_EXERCISE INSTRUCTIONS_
Go through the listing and pick out each line with the word "单位盖章" in it.

_RECORDS PROVIDED_
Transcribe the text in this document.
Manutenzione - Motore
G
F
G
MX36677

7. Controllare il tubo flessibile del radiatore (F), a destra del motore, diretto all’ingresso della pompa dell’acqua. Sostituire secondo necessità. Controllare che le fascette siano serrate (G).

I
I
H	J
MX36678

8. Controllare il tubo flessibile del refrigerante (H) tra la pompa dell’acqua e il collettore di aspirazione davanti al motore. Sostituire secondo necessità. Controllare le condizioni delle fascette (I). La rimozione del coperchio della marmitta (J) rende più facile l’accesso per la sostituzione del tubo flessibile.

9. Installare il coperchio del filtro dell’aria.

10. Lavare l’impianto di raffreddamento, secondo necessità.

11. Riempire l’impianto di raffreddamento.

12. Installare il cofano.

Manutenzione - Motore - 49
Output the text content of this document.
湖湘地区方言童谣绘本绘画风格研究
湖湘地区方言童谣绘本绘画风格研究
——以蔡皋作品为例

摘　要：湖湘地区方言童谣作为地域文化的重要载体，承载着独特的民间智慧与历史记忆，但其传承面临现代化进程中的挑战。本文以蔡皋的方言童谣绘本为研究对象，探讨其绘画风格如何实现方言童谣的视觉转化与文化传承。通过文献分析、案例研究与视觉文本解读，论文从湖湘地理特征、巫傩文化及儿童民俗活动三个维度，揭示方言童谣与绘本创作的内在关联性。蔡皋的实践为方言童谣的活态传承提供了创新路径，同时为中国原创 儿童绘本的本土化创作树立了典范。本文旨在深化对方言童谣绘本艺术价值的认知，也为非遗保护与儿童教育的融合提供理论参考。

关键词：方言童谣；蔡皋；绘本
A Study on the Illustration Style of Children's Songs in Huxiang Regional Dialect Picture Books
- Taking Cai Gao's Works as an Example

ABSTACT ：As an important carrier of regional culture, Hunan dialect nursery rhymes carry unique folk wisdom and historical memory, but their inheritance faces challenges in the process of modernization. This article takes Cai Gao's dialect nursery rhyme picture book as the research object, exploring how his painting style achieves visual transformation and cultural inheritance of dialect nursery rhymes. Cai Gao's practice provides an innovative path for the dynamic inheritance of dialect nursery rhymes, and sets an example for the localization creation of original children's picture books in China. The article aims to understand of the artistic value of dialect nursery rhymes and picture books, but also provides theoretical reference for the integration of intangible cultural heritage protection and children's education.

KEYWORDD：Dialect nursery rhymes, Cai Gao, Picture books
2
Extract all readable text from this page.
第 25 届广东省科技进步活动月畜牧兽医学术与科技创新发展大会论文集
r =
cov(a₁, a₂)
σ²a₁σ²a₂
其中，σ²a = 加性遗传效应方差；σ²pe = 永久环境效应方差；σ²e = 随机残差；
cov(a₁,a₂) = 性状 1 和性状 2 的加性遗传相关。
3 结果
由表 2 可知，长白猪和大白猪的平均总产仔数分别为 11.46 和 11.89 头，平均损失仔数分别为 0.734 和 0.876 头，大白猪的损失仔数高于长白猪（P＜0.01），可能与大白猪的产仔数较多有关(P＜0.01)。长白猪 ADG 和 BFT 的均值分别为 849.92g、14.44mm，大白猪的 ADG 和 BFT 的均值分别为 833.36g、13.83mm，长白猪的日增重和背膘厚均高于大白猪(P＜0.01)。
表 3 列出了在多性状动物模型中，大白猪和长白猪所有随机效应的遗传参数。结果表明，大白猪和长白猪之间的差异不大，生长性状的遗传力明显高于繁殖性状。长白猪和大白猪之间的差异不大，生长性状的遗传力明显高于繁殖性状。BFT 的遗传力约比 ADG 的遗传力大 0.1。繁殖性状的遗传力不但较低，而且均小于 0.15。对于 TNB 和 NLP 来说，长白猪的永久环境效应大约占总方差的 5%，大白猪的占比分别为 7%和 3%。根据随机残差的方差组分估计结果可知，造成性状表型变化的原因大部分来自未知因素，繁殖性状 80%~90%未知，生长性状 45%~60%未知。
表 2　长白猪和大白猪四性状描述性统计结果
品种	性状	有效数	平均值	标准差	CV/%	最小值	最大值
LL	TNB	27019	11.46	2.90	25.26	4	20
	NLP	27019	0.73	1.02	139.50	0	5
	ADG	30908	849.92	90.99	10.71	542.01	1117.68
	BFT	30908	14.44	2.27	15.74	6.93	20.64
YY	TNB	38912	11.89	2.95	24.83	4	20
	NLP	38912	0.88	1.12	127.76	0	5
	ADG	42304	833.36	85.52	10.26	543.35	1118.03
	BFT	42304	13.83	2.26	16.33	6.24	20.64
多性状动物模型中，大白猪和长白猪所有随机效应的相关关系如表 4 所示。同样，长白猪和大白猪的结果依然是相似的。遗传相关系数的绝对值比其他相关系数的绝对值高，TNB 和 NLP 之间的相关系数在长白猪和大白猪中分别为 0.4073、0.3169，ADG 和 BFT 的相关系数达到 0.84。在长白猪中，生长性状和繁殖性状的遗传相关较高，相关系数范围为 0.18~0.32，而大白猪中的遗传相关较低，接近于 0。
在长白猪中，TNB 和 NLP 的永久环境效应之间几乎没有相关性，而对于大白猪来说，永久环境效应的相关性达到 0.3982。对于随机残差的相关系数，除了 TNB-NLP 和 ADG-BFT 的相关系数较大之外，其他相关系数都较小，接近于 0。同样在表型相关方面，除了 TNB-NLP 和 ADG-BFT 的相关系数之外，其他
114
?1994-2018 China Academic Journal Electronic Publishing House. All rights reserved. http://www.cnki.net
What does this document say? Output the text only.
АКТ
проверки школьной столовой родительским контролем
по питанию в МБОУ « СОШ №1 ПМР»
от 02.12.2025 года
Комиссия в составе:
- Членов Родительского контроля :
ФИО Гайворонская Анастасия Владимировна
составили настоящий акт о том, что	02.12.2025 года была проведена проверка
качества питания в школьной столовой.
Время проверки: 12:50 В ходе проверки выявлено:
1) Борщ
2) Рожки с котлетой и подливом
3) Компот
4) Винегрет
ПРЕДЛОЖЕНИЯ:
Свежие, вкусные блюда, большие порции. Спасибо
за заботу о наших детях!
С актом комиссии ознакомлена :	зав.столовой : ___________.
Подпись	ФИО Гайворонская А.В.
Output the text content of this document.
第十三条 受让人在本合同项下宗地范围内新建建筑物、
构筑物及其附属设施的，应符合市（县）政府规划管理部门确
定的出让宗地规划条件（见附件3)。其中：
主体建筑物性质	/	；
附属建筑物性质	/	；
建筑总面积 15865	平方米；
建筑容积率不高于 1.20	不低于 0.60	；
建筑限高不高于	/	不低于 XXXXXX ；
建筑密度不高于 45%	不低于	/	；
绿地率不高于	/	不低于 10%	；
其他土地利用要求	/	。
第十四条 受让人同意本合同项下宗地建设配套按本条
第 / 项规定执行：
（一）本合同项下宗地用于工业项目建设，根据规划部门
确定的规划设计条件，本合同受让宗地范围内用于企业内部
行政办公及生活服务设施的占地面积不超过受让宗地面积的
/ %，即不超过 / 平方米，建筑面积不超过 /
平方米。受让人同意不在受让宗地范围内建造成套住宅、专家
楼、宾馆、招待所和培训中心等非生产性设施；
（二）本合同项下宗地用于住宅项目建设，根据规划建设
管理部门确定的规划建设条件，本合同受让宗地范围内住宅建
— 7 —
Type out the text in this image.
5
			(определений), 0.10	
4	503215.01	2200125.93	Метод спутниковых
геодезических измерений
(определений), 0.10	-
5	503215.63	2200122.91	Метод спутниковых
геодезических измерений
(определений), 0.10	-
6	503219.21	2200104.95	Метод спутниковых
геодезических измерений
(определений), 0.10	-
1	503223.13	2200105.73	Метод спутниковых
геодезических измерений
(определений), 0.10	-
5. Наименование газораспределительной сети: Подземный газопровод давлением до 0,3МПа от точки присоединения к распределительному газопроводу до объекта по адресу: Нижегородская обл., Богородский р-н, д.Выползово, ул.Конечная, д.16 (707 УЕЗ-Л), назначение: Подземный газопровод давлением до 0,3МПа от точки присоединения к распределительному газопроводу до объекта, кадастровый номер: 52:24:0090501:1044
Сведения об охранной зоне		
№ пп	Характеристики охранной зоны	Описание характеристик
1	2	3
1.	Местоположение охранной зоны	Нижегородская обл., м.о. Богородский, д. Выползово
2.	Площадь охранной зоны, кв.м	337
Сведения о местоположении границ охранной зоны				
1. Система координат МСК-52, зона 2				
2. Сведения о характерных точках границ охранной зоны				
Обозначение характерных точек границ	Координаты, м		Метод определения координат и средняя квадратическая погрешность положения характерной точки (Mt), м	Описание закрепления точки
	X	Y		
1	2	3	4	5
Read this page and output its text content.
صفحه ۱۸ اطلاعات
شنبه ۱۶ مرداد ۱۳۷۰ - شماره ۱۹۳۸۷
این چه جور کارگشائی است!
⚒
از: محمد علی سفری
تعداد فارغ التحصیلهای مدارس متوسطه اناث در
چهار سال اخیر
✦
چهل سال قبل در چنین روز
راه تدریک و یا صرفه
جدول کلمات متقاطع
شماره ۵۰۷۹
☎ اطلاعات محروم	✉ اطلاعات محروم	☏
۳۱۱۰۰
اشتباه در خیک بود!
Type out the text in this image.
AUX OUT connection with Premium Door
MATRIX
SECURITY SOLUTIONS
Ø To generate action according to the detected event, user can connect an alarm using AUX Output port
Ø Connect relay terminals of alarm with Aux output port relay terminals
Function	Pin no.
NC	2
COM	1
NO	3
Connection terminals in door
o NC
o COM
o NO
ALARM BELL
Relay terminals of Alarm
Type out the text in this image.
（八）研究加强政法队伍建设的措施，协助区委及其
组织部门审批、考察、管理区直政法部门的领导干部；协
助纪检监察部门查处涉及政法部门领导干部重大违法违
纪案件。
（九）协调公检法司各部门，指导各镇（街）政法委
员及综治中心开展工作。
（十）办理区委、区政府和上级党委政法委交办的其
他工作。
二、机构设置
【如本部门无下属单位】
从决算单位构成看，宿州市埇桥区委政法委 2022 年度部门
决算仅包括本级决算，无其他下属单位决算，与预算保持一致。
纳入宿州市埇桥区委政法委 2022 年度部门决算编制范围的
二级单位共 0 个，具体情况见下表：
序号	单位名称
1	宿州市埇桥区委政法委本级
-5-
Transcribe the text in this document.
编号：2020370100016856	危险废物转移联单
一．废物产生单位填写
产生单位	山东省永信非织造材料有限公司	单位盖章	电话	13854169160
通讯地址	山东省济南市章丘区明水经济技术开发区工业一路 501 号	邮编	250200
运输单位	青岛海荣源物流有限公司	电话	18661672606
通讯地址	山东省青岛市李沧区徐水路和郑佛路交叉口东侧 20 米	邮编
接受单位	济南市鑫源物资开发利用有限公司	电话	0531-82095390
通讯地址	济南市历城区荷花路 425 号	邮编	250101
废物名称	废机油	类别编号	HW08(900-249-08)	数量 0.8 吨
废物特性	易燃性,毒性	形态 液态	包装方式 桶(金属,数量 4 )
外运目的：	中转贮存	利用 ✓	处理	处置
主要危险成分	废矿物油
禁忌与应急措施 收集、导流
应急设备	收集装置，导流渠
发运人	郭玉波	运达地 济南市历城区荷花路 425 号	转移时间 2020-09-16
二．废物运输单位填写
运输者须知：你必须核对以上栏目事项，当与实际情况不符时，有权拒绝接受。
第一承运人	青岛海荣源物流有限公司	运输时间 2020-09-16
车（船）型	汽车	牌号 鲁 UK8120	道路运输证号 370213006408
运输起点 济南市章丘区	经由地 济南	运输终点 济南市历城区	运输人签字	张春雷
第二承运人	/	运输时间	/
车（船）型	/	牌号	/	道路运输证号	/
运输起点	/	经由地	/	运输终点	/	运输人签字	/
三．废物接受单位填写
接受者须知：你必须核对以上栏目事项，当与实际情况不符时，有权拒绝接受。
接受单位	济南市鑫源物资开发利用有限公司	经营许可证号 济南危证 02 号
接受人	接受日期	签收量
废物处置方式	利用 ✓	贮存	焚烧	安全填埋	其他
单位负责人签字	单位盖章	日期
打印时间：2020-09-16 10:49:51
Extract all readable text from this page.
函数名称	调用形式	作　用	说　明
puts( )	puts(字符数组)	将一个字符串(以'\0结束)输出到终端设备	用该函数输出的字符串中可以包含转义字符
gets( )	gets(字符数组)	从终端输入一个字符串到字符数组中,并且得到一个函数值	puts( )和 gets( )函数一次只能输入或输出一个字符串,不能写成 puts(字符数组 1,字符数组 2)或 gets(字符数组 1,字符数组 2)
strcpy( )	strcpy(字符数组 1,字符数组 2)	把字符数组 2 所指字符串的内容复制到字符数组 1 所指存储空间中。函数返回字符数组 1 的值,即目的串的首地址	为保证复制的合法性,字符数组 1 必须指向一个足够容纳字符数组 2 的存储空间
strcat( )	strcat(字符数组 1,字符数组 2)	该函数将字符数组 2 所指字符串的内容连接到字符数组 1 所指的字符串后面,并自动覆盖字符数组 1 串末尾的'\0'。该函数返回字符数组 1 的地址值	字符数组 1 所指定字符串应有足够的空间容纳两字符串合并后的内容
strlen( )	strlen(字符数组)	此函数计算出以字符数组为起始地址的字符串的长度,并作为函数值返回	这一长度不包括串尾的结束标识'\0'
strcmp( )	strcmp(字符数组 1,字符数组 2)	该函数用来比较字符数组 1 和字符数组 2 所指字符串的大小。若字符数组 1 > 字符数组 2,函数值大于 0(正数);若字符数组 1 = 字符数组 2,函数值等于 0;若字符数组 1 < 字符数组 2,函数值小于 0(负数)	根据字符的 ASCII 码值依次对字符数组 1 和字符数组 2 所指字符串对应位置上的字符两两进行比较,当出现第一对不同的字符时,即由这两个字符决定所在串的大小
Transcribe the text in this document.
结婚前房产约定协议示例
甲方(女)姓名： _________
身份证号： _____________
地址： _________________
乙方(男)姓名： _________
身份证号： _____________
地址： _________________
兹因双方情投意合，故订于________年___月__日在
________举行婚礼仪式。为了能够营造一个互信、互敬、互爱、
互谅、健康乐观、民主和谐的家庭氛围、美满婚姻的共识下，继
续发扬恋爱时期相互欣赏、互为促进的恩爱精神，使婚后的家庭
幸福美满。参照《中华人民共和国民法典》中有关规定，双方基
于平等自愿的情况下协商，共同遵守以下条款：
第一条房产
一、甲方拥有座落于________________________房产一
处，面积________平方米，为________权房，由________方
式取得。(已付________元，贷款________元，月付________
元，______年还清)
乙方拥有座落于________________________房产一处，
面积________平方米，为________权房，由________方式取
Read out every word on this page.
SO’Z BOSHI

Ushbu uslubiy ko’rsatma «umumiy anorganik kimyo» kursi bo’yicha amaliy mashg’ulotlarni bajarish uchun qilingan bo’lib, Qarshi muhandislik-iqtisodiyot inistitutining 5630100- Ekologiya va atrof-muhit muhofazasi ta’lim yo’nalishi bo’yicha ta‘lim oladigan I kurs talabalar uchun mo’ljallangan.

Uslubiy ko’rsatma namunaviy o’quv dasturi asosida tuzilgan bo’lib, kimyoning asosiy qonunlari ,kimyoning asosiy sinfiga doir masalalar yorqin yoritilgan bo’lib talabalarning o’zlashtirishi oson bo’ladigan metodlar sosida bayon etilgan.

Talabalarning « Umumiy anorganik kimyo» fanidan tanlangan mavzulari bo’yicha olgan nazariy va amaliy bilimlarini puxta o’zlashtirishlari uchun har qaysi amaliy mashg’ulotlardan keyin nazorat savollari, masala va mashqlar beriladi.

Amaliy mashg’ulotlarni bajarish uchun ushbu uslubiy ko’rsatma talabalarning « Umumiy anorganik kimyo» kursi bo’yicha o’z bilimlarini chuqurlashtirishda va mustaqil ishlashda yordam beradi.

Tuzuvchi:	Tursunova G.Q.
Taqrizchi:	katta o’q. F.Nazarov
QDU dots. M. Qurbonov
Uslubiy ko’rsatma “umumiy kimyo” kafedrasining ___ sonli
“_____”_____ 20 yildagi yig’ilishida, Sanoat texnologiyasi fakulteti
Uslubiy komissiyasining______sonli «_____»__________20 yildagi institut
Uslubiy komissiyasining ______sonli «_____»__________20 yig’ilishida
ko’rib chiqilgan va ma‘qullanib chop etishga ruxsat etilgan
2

_TASK SOLUTION_
产生单位	山东省永信非织造材料有限公司	单位盖章	电话	13854169160
单位负责人签字	单位盖章	日期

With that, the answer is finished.